### What to work on
Every record below is to be retyped exactly.

### Dataset excerpts
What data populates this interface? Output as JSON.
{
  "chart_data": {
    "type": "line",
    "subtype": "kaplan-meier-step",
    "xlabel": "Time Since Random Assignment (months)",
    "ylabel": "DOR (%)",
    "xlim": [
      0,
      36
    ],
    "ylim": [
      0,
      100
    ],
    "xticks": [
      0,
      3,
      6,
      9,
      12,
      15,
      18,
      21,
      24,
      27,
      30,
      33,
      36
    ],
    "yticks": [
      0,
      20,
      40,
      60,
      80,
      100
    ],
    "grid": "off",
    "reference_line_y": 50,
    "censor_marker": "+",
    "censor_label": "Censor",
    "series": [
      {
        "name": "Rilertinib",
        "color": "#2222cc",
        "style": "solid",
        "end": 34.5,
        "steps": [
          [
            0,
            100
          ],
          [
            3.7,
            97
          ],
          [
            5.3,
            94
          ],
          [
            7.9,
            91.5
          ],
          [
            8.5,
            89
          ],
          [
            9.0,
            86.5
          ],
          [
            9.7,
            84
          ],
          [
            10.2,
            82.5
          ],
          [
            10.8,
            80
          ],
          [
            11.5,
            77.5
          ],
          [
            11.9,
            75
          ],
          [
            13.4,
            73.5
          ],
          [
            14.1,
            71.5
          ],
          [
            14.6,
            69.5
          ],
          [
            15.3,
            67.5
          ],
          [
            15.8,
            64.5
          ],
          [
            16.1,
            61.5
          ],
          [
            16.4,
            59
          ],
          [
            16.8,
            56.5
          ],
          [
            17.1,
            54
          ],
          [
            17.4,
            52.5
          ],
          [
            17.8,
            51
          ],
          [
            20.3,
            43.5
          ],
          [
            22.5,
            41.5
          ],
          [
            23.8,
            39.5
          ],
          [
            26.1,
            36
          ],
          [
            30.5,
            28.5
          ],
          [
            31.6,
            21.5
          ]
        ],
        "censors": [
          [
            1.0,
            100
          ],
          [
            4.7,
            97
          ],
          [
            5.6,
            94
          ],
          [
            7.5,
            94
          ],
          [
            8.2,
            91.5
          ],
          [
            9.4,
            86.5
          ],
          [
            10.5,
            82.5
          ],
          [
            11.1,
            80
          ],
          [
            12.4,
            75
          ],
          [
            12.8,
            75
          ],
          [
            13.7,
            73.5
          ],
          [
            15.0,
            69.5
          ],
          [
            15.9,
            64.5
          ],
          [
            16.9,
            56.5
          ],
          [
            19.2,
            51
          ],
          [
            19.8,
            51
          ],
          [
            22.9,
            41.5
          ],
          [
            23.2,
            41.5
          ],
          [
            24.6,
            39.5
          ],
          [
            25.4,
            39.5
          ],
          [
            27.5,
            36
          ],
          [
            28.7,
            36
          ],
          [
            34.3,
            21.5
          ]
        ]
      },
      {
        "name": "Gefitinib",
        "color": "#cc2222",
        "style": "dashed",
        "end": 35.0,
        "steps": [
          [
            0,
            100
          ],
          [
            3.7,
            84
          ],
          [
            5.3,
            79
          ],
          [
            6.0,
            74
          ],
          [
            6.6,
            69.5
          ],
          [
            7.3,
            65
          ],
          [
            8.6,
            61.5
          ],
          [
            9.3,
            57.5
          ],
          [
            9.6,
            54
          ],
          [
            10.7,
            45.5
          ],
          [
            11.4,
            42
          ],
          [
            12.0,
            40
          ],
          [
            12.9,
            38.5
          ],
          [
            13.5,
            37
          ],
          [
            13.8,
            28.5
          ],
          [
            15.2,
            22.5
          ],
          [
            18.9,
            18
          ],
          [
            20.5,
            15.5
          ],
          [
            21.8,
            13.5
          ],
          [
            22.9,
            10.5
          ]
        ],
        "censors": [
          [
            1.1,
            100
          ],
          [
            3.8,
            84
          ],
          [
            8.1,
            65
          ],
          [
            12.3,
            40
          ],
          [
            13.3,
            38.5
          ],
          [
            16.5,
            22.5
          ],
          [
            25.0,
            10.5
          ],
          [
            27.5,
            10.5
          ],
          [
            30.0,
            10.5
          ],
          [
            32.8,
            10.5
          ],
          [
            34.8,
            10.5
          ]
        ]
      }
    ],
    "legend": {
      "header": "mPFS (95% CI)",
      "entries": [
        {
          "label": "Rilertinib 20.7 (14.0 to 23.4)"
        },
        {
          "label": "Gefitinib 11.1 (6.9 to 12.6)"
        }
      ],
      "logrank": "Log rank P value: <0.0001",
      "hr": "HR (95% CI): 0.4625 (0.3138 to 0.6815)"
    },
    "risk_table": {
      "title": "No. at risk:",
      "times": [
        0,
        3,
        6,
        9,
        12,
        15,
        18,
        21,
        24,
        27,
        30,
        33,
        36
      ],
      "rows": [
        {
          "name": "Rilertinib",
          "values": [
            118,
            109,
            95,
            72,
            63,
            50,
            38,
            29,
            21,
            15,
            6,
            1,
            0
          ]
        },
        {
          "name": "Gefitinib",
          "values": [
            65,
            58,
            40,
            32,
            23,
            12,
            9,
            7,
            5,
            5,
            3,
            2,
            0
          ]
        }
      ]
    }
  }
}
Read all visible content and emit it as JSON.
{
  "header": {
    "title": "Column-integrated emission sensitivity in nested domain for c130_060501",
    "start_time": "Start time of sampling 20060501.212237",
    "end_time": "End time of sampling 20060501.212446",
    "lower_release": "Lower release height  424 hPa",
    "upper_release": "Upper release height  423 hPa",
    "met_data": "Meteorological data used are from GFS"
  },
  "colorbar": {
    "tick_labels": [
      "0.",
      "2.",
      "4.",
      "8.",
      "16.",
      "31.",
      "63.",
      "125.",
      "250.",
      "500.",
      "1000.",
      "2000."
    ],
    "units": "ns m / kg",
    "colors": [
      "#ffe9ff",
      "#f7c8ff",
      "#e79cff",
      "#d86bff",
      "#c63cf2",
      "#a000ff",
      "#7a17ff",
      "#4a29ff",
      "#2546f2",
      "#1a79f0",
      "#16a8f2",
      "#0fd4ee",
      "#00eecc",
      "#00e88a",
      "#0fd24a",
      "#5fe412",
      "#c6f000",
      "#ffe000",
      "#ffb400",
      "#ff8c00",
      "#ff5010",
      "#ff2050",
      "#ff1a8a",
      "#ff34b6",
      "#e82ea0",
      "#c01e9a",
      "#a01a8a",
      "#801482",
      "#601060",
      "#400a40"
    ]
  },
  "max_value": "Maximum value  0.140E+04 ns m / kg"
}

### Reply to the exercise
What data populates this interface? Output as JSON.
{
  "chart_data": {
    "type": "line",
    "subtype": "kaplan-meier-step",
    "xlabel": "Time Since Random Assignment (months)",
    "ylabel": "DOR (%)",
    "xlim": [
      0,
      36
    ],
    "ylim": [
      0,
      100
    ],
    "xticks": [
      0,
      3,
      6,
      9,
      12,
      15,
      18,
      21,
      24,
      27,
      30,
      33,
      36
    ],
    "yticks": [
      0,
      20,
      40,
      60,
      80,
      100
    ],
    "grid": "off",
    "reference_line_y": 50,
    "censor_marker": "+",
    "censor_label": "Censor",
    "series": [
      {
        "name": "Rilertinib",
        "color": "#2222cc",
        "style": "solid",
        "end": 34.5,
        "steps": [
          [
            0,
            100
          ],
          [
            3.7,
            97
          ],
          [
            5.3,
            94
          ],
          [
            7.9,
            91.5
          ],
          [
            8.5,
            89
          ],
          [
            9.0,
            86.5
          ],
          [
            9.7,
            84
          ],
          [
            10.2,
            82.5
          ],
          [
            10.8,
            80
          ],
          [
            11.5,
            77.5
          ],
          [
            11.9,
            75
          ],
          [
            13.4,
            73.5
          ],
          [
            14.1,
            71.5
          ],
          [
            14.6,
            69.5
          ],
          [
            15.3,
            67.5
          ],
          [
            15.8,
            64.5
          ],
          [
            16.1,
            61.5
          ],
          [
            16.4,
            59
          ],
          [
            16.8,
            56.5
          ],
          [
            17.1,
            54
          ],
          [
            17.4,
            52.5
          ],
          [
            17.8,
            51
          ],
          [
            20.3,
            43.5
          ],
          [
            22.5,
            41.5
          ],
          [
            23.8,
            39.5
          ],
          [
            26.1,
            36
          ],
          [
            30.5,
            28.5
          ],
          [
            31.6,
            21.5
          ]
        ],
        "censors": [
          [
            1.0,
            100
          ],
          [
            4.7,
            97
          ],
          [
            5.6,
            94
          ],
          [
            7.5,
            94
          ],
          [
            8.2,
            91.5
          ],
          [
            9.4,
            86.5
          ],
          [
            10.5,
            82.5
          ],
          [
            11.1,
            80
          ],
          [
            12.4,
            75
          ],
          [
            12.8,
            75
          ],
          [
            13.7,
            73.5
          ],
          [
            15.0,
            69.5
          ],
          [
            15.9,
            64.5
          ],
          [
            16.9,
            56.5
          ],
          [
            19.2,
            51
          ],
          [
            19.8,
            51
          ],
          [
            22.9,
            41.5
          ],
          [
            23.2,
            41.5
          ],
          [
            24.6,
            39.5
          ],
          [
            25.4,
            39.5
          ],
          [
            27.5,
            36
          ],
          [
            28.7,
            36
          ],
          [
            34.3,
            21.5
          ]
        ]
      },
      {
        "name": "Gefitinib",
        "color": "#cc2222",
        "style": "dashed",
        "end": 35.0,
        "steps": [
          [
            0,
            100
          ],
          [
            3.7,
            84
          ],
          [
            5.3,
            79
          ],
          [
            6.0,
            74
          ],
          [
            6.6,
            69.5
          ],
          [
            7.3,
            65
          ],
          [
            8.6,
            61.5
          ],
          [
            9.3,
            57.5
          ],
          [
            9.6,
            54
          ],
          [
            10.7,
            45.5
          ],
          [
            11.4,
            42
          ],
          [
            12.0,
            40
          ],
          [
            12.9,
            38.5
          ],
          [
            13.5,
            37
          ],
          [
            13.8,
            28.5
          ],
          [
            15.2,
            22.5
          ],
          [
            18.9,
            18
          ],
          [
            20.5,
            15.5
          ],
          [
            21.8,
            13.5
          ],
          [
            22.9,
            10.5
          ]
        ],
        "censors": [
          [
            1.1,
            100
          ],
          [
            3.8,
            84
          ],
          [
            8.1,
            65
          ],
          [
            12.3,
            40
          ],
          [
            13.3,
            38.5
          ],
          [
            16.5,
            22.5
          ],
          [
            25.0,
            10.5
          ],
          [
            27.5,
            10.5
          ],
          [
            30.0,
            10.5
          ],
          [
            32.8,
            10.5
          ],
          [
            34.8,
            10.5
          ]
        ]
      }
    ],
    "legend": {
      "header": "mPFS (95% CI)",
      "entries": [
        {
          "label": "Rilertinib 20.7 (14.0 to 23.4)"
        },
        {
          "label": "Gefitinib 11.1 (6.9 to 12.6)"
        }
      ],
      "logrank": "Log rank P value: <0.0001",
      "hr": "HR (95% CI): 0.4625 (0.3138 to 0.6815)"
    },
    "risk_table": {
      "title": "No. at risk:",
      "times": [
        0,
        3,
        6,
        9,
        12,
        15,
        18,
        21,
        24,
        27,
        30,
        33,
        36
      ],
      "rows": [
        {
          "name": "Rilertinib",
          "values": [
            118,
            109,
            95,
            72,
            63,
            50,
            38,
            29,
            21,
            15,
            6,
            1,
            0
          ]
        },
        {
          "name": "Gefitinib",
          "values": [
            65,
            58,
            40,
            32,
            23,
            12,
            9,
            7,
            5,
            5,
            3,
            2,
            0
          ]
        }
      ]
    }
  }
}
Read all visible content and emit it as JSON.
{
  "header": {
    "title": "Column-integrated emission sensitivity in nested domain for c130_060501",
    "start_time": "Start time of sampling 20060501.212237",
    "end_time": "End time of sampling 20060501.212446",
    "lower_release": "Lower release height  424 hPa",
    "upper_release": "Upper release height  423 hPa",
    "met_data": "Meteorological data used are from GFS"
  },
  "colorbar": {
    "tick_labels": [
      "0.",
      "2.",
      "4.",
      "8.",
      "16.",
      "31.",
      "63.",
      "125.",
      "250.",
      "500.",
      "1000.",
      "2000."
    ],
    "units": "ns m / kg",
    "colors": [
      "#ffe9ff",
      "#f7c8ff",
      "#e79cff",
      "#d86bff",
      "#c63cf2",
      "#a000ff",
      "#7a17ff",
      "#4a29ff",
      "#2546f2",
      "#1a79f0",
      "#16a8f2",
      "#0fd4ee",
      "#00eecc",
      "#00e88a",
      "#0fd24a",
      "#5fe412",
      "#c6f000",
      "#ffe000",
      "#ffb400",
      "#ff8c00",
      "#ff5010",
      "#ff2050",
      "#ff1a8a",
      "#ff34b6",
      "#e82ea0",
      "#c01e9a",
      "#a01a8a",
      "#801482",
      "#601060",
      "#400a40"
    ]
  },
  "max_value": "Maximum value  0.140E+04 ns m / kg"
}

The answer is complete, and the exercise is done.